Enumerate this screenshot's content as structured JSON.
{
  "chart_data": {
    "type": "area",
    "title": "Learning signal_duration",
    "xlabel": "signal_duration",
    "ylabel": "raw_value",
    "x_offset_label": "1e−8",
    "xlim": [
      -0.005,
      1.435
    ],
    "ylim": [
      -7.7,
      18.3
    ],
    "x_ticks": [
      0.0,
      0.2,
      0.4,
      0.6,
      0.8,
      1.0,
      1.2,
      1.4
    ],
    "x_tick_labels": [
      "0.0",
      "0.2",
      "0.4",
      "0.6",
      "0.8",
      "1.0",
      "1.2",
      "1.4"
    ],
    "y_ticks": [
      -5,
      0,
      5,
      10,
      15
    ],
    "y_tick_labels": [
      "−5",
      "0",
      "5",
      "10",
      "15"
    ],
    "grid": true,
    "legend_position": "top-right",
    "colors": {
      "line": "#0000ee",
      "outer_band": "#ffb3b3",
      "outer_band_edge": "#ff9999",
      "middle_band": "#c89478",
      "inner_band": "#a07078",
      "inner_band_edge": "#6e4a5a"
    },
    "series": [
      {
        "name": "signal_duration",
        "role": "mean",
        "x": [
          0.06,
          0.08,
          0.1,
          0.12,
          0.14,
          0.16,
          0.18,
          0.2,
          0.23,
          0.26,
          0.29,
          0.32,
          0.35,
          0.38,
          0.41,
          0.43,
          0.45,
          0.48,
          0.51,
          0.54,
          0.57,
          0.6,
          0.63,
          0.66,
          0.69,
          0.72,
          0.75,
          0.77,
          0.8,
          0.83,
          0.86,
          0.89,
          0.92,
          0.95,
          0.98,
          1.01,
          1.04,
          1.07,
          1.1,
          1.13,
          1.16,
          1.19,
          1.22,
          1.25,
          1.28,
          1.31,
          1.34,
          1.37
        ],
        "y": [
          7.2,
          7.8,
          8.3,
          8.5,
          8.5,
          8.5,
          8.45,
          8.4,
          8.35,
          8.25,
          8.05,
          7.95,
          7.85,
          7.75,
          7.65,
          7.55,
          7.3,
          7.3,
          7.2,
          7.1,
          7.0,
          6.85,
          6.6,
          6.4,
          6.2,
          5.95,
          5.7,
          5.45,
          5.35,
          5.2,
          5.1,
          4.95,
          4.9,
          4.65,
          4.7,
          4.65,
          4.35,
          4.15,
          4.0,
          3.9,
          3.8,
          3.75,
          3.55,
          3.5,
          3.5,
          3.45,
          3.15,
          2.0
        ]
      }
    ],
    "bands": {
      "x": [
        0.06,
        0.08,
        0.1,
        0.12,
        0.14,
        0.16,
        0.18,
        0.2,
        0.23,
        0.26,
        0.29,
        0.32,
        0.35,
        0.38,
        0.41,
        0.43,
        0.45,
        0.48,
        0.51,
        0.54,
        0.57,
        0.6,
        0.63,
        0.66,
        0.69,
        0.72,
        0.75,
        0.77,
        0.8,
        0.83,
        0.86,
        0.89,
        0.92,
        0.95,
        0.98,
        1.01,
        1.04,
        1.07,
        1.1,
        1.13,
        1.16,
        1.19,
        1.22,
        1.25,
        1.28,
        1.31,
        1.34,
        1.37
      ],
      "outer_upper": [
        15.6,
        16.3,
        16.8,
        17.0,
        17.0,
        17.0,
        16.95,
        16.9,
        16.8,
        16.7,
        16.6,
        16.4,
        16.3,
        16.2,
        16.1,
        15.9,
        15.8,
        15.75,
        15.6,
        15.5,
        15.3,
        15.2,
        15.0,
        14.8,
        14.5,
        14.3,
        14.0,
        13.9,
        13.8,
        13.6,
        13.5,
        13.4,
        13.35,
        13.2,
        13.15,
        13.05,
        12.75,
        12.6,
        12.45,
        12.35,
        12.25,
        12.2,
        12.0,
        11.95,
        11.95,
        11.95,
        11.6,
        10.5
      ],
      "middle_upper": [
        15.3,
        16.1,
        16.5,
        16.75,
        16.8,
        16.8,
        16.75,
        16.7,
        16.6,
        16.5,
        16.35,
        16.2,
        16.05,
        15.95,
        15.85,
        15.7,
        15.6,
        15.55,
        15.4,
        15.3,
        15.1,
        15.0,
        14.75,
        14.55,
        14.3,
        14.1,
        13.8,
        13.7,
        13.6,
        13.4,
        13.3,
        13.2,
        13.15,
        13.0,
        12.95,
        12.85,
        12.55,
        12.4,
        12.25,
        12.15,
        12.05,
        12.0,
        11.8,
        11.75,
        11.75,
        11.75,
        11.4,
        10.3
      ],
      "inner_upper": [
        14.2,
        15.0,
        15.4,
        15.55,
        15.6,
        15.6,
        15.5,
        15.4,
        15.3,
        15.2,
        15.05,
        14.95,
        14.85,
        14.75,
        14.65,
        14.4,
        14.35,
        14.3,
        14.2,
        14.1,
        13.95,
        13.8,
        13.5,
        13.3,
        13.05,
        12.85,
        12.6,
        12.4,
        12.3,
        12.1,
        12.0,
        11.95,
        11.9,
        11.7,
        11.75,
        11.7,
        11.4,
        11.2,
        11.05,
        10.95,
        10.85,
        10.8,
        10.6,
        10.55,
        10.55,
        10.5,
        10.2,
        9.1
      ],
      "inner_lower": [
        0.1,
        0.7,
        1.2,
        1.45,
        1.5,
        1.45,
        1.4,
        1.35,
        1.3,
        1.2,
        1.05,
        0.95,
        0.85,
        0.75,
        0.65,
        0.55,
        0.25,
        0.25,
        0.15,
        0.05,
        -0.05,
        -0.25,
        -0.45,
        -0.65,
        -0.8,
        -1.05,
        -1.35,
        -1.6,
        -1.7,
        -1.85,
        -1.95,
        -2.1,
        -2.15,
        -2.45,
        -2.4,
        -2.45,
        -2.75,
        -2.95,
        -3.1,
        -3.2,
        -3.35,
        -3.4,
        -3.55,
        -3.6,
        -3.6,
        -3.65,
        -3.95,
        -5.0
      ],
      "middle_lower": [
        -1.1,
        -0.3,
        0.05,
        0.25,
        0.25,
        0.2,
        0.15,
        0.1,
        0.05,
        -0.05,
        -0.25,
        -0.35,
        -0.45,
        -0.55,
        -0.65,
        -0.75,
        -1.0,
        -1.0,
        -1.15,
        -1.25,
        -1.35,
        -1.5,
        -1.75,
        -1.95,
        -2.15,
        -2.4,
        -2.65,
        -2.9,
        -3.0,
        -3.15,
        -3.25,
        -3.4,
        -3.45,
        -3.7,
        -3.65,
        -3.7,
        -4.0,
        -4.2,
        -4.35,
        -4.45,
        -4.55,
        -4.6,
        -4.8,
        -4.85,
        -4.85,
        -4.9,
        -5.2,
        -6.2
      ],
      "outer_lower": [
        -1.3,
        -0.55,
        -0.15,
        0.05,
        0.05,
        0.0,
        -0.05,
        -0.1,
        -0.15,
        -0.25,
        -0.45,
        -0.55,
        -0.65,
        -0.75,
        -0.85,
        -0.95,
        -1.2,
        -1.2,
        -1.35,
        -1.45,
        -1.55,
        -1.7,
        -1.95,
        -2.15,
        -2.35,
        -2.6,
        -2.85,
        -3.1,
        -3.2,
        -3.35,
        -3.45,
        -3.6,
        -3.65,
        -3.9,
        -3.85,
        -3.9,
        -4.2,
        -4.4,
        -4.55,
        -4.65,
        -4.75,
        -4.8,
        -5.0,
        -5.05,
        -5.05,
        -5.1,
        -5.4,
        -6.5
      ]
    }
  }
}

**TASK:** Repeat the material above in full, quoting it exactly.

**REPLY:**
Enumerate this screenshot's content as structured JSON.
{
  "chart_data": {
    "type": "area",
    "title": "Learning signal_duration",
    "xlabel": "signal_duration",
    "ylabel": "raw_value",
    "x_offset_label": "1e−8",
    "xlim": [
      -0.005,
      1.435
    ],
    "ylim": [
      -7.7,
      18.3
    ],
    "x_ticks": [
      0.0,
      0.2,
      0.4,
      0.6,
      0.8,
      1.0,
      1.2,
      1.4
    ],
    "x_tick_labels": [
      "0.0",
      "0.2",
      "0.4",
      "0.6",
      "0.8",
      "1.0",
      "1.2",
      "1.4"
    ],
    "y_ticks": [
      -5,
      0,
      5,
      10,
      15
    ],
    "y_tick_labels": [
      "−5",
      "0",
      "5",
      "10",
      "15"
    ],
    "grid": true,
    "legend_position": "top-right",
    "colors": {
      "line": "#0000ee",
      "outer_band": "#ffb3b3",
      "outer_band_edge": "#ff9999",
      "middle_band": "#c89478",
      "inner_band": "#a07078",
      "inner_band_edge": "#6e4a5a"
    },
    "series": [
      {
        "name": "signal_duration",
        "role": "mean",
        "x": [
          0.06,
          0.08,
          0.1,
          0.12,
          0.14,
          0.16,
          0.18,
          0.2,
          0.23,
          0.26,
          0.29,
          0.32,
          0.35,
          0.38,
          0.41,
          0.43,
          0.45,
          0.48,
          0.51,
          0.54,
          0.57,
          0.6,
          0.63,
          0.66,
          0.69,
          0.72,
          0.75,
          0.77,
          0.8,
          0.83,
          0.86,
          0.89,
          0.92,
          0.95,
          0.98,
          1.01,
          1.04,
          1.07,
          1.1,
          1.13,
          1.16,
          1.19,
          1.22,
          1.25,
          1.28,
          1.31,
          1.34,
          1.37
        ],
        "y": [
          7.2,
          7.8,
          8.3,
          8.5,
          8.5,
          8.5,
          8.45,
          8.4,
          8.35,
          8.25,
          8.05,
          7.95,
          7.85,
          7.75,
          7.65,
          7.55,
          7.3,
          7.3,
          7.2,
          7.1,
          7.0,
          6.85,
          6.6,
          6.4,
          6.2,
          5.95,
          5.7,
          5.45,
          5.35,
          5.2,
          5.1,
          4.95,
          4.9,
          4.65,
          4.7,
          4.65,
          4.35,
          4.15,
          4.0,
          3.9,
          3.8,
          3.75,
          3.55,
          3.5,
          3.5,
          3.45,
          3.15,
          2.0
        ]
      }
    ],
    "bands": {
      "x": [
        0.06,
        0.08,
        0.1,
        0.12,
        0.14,
        0.16,
        0.18,
        0.2,
        0.23,
        0.26,
        0.29,
        0.32,
        0.35,
        0.38,
        0.41,
        0.43,
        0.45,
        0.48,
        0.51,
        0.54,
        0.57,
        0.6,
        0.63,
        0.66,
        0.69,
        0.72,
        0.75,
        0.77,
        0.8,
        0.83,
        0.86,
        0.89,
        0.92,
        0.95,
        0.98,
        1.01,
        1.04,
        1.07,
        1.1,
        1.13,
        1.16,
        1.19,
        1.22,
        1.25,
        1.28,
        1.31,
        1.34,
        1.37
      ],
      "outer_upper": [
        15.6,
        16.3,
        16.8,
        17.0,
        17.0,
        17.0,
        16.95,
        16.9,
        16.8,
        16.7,
        16.6,
        16.4,
        16.3,
        16.2,
        16.1,
        15.9,
        15.8,
        15.75,
        15.6,
        15.5,
        15.3,
        15.2,
        15.0,
        14.8,
        14.5,
        14.3,
        14.0,
        13.9,
        13.8,
        13.6,
        13.5,
        13.4,
        13.35,
        13.2,
        13.15,
        13.05,
        12.75,
        12.6,
        12.45,
        12.35,
        12.25,
        12.2,
        12.0,
        11.95,
        11.95,
        11.95,
        11.6,
        10.5
      ],
      "middle_upper": [
        15.3,
        16.1,
        16.5,
        16.75,
        16.8,
        16.8,
        16.75,
        16.7,
        16.6,
        16.5,
        16.35,
        16.2,
        16.05,
        15.95,
        15.85,
        15.7,
        15.6,
        15.55,
        15.4,
        15.3,
        15.1,
        15.0,
        14.75,
        14.55,
        14.3,
        14.1,
        13.8,
        13.7,
        13.6,
        13.4,
        13.3,
        13.2,
        13.15,
        13.0,
        12.95,
        12.85,
        12.55,
        12.4,
        12.25,
        12.15,
        12.05,
        12.0,
        11.8,
        11.75,
        11.75,
        11.75,
        11.4,
        10.3
      ],
      "inner_upper": [
        14.2,
        15.0,
        15.4,
        15.55,
        15.6,
        15.6,
        15.5,
        15.4,
        15.3,
        15.2,
        15.05,
        14.95,
        14.85,
        14.75,
        14.65,
        14.4,
        14.35,
        14.3,
        14.2,
        14.1,
        13.95,
        13.8,
        13.5,
        13.3,
        13.05,
        12.85,
        12.6,
        12.4,
        12.3,
        12.1,
        12.0,
        11.95,
        11.9,
        11.7,
        11.75,
        11.7,
        11.4,
        11.2,
        11.05,
        10.95,
        10.85,
        10.8,
        10.6,
        10.55,
        10.55,
        10.5,
        10.2,
        9.1
      ],
      "inner_lower": [
        0.1,
        0.7,
        1.2,
        1.45,
        1.5,
        1.45,
        1.4,
        1.35,
        1.3,
        1.2,
        1.05,
        0.95,
        0.85,
        0.75,
        0.65,
        0.55,
        0.25,
        0.25,
        0.15,
        0.05,
        -0.05,
        -0.25,
        -0.45,
        -0.65,
        -0.8,
        -1.05,
        -1.35,
        -1.6,
        -1.7,
        -1.85,
        -1.95,
        -2.1,
        -2.15,
        -2.45,
        -2.4,
        -2.45,
        -2.75,
        -2.95,
        -3.1,
        -3.2,
        -3.35,
        -3.4,
        -3.55,
        -3.6,
        -3.6,
        -3.65,
        -3.95,
        -5.0
      ],
      "middle_lower": [
        -1.1,
        -0.3,
        0.05,
        0.25,
        0.25,
        0.2,
        0.15,
        0.1,
        0.05,
        -0.05,
        -0.25,
        -0.35,
        -0.45,
        -0.55,
        -0.65,
        -0.75,
        -1.0,
        -1.0,
        -1.15,
        -1.25,
        -1.35,
        -1.5,
        -1.75,
        -1.95,
        -2.15,
        -2.4,
        -2.65,
        -2.9,
        -3.0,
        -3.15,
        -3.25,
        -3.4,
        -3.45,
        -3.7,
        -3.65,
        -3.7,
        -4.0,
        -4.2,
        -4.35,
        -4.45,
        -4.55,
        -4.6,
        -4.8,
        -4.85,
        -4.85,
        -4.9,
        -5.2,
        -6.2
      ],
      "outer_lower": [
        -1.3,
        -0.55,
        -0.15,
        0.05,
        0.05,
        0.0,
        -0.05,
        -0.1,
        -0.15,
        -0.25,
        -0.45,
        -0.55,
        -0.65,
        -0.75,
        -0.85,
        -0.95,
        -1.2,
        -1.2,
        -1.35,
        -1.45,
        -1.55,
        -1.7,
        -1.95,
        -2.15,
        -2.35,
        -2.6,
        -2.85,
        -3.1,
        -3.2,
        -3.35,
        -3.45,
        -3.6,
        -3.65,
        -3.9,
        -3.85,
        -3.9,
        -4.2,
        -4.4,
        -4.55,
        -4.65,
        -4.75,
        -4.8,
        -5.0,
        -5.05,
        -5.05,
        -5.1,
        -5.4,
        -6.5
      ]
    }
  }
}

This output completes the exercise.